What is expected -
Collect every line below that contains the word "table".

(Dataset entries)
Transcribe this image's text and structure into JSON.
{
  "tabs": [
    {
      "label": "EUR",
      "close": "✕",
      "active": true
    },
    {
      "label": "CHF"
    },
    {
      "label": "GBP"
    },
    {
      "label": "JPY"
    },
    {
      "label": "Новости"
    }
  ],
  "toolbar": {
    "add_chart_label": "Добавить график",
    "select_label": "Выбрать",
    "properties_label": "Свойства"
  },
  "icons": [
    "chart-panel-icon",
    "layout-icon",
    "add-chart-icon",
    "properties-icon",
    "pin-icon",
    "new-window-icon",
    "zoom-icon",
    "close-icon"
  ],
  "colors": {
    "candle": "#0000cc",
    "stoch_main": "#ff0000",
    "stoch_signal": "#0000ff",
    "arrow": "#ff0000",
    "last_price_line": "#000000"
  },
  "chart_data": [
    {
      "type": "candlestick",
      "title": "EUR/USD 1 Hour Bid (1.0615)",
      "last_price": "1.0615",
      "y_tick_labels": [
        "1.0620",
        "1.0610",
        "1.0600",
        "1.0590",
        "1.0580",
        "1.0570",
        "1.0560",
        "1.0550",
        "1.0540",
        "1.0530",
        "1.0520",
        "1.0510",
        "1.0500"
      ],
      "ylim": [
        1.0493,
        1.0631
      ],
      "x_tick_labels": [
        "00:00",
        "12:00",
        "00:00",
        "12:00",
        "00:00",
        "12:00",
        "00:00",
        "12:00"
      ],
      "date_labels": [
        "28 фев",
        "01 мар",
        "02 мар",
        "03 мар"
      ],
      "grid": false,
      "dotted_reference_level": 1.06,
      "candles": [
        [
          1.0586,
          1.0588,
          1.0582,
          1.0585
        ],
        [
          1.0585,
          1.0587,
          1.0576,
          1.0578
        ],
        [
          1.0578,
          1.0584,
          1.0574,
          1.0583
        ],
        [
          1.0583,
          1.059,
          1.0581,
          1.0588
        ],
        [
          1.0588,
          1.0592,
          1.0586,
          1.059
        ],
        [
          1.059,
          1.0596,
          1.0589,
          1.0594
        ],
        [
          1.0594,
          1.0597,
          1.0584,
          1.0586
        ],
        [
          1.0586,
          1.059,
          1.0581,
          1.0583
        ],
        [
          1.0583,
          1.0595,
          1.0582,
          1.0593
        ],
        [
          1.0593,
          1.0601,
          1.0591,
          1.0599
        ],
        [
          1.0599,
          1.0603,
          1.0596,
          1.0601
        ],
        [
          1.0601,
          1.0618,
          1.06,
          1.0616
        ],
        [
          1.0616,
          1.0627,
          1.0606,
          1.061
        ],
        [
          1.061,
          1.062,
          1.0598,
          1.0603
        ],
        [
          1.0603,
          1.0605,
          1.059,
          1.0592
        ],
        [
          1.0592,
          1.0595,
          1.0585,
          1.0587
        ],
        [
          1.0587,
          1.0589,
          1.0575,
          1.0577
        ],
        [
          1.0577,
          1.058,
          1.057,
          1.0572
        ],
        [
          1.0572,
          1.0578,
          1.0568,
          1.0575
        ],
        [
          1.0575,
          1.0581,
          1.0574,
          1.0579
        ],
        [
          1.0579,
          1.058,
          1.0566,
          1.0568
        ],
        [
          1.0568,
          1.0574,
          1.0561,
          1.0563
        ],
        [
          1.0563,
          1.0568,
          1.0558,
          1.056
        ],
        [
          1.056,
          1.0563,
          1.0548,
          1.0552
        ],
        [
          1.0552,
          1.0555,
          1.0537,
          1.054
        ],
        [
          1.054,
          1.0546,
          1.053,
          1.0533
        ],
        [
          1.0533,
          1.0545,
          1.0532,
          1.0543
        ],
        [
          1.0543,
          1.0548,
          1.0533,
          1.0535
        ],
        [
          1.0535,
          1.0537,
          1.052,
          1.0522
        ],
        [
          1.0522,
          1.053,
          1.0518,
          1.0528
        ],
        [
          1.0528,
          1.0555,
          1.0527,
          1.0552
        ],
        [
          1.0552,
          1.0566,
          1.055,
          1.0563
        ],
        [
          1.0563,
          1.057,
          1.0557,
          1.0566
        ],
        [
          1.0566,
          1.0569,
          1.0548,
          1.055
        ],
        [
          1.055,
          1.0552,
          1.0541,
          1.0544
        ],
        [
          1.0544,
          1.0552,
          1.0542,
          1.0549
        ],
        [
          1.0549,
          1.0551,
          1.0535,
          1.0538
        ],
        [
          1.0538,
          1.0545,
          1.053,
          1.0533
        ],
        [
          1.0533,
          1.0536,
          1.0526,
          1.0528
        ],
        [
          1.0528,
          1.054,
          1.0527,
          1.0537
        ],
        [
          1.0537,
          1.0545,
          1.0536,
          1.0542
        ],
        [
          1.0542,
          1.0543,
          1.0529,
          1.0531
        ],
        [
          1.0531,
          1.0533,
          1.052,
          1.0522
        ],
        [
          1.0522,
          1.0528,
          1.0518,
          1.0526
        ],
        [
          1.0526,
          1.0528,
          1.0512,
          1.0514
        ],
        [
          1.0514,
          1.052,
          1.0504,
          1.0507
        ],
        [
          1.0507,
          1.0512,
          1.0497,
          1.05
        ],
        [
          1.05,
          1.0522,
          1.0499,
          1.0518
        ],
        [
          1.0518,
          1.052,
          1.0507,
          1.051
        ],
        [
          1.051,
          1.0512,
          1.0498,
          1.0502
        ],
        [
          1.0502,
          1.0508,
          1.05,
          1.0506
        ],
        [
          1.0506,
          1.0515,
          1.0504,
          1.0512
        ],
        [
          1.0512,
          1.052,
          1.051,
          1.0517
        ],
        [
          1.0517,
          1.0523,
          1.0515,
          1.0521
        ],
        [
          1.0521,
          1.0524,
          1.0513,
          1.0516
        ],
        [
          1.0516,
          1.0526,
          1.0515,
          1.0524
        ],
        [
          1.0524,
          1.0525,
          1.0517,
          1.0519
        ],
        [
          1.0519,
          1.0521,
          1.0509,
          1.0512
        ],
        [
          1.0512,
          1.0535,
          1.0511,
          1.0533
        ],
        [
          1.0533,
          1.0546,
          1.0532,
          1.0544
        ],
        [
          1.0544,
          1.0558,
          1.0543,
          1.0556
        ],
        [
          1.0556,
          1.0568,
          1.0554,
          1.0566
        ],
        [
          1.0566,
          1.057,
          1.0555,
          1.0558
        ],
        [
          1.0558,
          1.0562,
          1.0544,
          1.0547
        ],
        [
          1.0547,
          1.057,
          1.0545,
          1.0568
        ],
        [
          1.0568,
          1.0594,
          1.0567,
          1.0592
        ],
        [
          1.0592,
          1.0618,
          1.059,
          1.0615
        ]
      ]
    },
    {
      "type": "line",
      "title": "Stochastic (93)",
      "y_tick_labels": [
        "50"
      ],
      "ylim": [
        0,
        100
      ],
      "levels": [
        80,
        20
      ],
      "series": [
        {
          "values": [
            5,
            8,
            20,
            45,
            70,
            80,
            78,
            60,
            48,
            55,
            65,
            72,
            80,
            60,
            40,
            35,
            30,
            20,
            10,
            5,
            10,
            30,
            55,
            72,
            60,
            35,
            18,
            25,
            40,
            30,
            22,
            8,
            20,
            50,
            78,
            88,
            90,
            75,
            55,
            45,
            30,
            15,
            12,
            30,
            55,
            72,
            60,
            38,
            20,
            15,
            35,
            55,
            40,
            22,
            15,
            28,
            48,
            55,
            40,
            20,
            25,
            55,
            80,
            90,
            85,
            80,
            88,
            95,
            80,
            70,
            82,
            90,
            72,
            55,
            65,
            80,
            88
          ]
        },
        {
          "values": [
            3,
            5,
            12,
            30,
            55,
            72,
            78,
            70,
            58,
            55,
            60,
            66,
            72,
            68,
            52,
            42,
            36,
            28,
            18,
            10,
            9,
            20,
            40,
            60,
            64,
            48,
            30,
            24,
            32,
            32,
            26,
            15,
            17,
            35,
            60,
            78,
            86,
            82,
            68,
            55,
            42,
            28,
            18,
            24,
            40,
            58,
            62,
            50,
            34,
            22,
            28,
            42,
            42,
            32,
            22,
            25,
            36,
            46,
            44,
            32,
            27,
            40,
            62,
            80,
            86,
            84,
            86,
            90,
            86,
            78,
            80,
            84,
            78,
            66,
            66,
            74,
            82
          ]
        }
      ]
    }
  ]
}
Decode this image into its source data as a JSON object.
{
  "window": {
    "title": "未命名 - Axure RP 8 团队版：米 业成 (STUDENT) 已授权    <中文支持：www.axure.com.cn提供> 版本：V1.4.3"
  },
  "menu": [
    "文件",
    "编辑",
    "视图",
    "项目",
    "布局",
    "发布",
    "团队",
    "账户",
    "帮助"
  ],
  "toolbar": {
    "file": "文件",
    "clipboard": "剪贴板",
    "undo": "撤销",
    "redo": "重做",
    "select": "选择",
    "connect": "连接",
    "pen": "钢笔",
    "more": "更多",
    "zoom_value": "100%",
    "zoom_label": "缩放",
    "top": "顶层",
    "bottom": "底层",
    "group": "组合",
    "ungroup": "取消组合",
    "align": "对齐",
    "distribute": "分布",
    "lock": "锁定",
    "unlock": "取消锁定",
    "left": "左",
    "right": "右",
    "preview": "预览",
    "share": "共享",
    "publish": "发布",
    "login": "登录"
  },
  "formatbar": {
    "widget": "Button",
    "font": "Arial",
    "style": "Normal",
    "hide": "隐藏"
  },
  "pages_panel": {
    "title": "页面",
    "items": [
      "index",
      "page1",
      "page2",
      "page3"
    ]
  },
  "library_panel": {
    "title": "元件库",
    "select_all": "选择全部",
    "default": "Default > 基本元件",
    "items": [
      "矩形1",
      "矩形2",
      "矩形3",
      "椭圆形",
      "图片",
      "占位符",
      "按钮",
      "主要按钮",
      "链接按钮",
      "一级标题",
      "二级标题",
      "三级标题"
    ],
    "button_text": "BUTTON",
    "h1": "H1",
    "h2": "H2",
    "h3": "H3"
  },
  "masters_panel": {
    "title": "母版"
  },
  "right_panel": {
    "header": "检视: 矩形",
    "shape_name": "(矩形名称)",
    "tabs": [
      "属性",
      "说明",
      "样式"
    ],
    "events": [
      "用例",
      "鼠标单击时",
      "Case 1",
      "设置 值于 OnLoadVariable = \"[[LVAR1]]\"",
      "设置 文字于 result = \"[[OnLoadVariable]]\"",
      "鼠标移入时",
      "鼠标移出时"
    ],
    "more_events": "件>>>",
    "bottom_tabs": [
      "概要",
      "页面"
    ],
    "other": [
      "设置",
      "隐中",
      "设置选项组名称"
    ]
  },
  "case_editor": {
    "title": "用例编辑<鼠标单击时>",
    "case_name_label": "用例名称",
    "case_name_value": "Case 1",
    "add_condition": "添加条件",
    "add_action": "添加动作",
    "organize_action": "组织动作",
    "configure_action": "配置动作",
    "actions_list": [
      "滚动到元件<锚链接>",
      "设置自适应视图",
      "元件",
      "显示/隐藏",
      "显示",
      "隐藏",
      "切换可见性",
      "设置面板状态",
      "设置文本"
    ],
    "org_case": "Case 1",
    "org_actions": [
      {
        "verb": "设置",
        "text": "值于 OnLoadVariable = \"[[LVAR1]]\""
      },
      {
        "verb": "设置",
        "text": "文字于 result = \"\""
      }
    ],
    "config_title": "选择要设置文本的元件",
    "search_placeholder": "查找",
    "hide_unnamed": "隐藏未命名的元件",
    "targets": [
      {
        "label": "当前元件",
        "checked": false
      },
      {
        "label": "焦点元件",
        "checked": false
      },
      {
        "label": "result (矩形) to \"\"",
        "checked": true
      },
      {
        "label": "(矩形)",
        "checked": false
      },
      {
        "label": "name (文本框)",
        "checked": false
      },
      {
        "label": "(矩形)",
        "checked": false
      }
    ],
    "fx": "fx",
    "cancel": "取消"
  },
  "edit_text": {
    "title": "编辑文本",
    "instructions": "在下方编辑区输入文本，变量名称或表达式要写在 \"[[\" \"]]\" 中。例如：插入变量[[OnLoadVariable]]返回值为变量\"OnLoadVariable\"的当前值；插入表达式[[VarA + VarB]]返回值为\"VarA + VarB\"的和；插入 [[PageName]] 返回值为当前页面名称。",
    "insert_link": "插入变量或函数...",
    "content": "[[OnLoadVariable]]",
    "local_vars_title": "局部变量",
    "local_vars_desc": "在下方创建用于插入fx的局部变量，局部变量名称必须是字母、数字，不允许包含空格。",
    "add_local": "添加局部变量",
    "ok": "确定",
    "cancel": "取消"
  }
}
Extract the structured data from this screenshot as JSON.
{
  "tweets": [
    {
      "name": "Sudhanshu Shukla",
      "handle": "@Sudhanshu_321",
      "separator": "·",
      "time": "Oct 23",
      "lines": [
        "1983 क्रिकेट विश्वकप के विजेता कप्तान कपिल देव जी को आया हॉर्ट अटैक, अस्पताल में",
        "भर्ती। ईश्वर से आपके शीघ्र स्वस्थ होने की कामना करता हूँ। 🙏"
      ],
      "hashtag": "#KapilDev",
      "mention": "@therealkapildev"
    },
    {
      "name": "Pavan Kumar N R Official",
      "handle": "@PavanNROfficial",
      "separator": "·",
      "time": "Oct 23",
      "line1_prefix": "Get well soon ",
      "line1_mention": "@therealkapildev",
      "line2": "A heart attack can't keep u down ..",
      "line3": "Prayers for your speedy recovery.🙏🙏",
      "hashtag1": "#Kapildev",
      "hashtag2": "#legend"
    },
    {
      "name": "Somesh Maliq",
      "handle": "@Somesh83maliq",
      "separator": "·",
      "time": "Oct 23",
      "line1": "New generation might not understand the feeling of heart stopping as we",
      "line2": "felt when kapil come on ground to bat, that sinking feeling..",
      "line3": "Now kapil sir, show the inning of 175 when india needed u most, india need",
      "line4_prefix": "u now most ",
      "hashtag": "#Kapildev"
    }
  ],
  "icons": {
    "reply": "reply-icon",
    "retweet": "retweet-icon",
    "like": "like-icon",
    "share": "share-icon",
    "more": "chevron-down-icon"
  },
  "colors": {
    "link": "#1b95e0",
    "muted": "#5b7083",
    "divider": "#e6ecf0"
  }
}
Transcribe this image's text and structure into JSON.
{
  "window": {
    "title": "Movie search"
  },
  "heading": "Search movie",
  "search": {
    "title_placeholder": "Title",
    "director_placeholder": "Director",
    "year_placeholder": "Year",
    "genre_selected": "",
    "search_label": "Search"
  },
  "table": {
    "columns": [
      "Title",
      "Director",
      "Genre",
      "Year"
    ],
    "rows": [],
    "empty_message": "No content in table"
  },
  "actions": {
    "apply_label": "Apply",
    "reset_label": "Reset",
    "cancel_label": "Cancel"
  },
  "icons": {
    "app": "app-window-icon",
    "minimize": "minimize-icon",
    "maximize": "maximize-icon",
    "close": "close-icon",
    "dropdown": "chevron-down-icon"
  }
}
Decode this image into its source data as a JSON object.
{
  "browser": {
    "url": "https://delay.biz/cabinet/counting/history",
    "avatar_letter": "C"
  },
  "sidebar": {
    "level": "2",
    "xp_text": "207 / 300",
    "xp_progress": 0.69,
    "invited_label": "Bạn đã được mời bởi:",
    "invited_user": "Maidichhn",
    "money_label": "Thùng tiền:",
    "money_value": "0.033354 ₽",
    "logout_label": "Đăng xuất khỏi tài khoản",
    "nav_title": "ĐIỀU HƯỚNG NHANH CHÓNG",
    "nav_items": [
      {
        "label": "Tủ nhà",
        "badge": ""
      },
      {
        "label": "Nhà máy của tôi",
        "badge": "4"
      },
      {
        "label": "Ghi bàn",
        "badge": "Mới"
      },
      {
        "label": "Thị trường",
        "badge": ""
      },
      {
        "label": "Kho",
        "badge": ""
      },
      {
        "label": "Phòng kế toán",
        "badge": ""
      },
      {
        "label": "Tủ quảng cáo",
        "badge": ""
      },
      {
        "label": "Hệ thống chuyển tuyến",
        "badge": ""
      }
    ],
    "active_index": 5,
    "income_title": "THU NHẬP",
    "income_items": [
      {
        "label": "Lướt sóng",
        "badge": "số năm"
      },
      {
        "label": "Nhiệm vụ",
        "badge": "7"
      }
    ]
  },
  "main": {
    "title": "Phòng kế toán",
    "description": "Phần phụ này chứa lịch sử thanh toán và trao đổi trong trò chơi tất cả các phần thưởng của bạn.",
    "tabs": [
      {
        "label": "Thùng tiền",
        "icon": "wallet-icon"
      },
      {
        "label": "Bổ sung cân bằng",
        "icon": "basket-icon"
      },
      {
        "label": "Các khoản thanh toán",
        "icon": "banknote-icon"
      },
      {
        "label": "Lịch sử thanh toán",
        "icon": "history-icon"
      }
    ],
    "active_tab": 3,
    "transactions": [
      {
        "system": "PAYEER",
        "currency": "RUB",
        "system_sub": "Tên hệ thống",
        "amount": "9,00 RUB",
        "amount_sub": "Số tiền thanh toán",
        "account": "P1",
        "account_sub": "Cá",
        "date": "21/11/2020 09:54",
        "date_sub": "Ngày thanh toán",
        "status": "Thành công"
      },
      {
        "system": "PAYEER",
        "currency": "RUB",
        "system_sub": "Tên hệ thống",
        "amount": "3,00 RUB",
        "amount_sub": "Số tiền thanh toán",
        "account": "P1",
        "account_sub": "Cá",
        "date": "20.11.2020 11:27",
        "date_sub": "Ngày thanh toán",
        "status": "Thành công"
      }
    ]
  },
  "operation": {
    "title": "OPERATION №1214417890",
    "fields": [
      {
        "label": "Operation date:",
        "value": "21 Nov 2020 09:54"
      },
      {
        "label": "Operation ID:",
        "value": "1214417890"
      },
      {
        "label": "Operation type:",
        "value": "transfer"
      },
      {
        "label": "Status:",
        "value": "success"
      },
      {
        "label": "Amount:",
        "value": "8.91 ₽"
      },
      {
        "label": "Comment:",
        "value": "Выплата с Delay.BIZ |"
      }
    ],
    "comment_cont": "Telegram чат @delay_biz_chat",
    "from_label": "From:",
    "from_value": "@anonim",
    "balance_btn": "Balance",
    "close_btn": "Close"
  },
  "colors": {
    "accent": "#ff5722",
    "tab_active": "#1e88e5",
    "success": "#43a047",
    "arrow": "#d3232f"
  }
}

Correct output -
  "table": {
    "empty_message": "No content in table"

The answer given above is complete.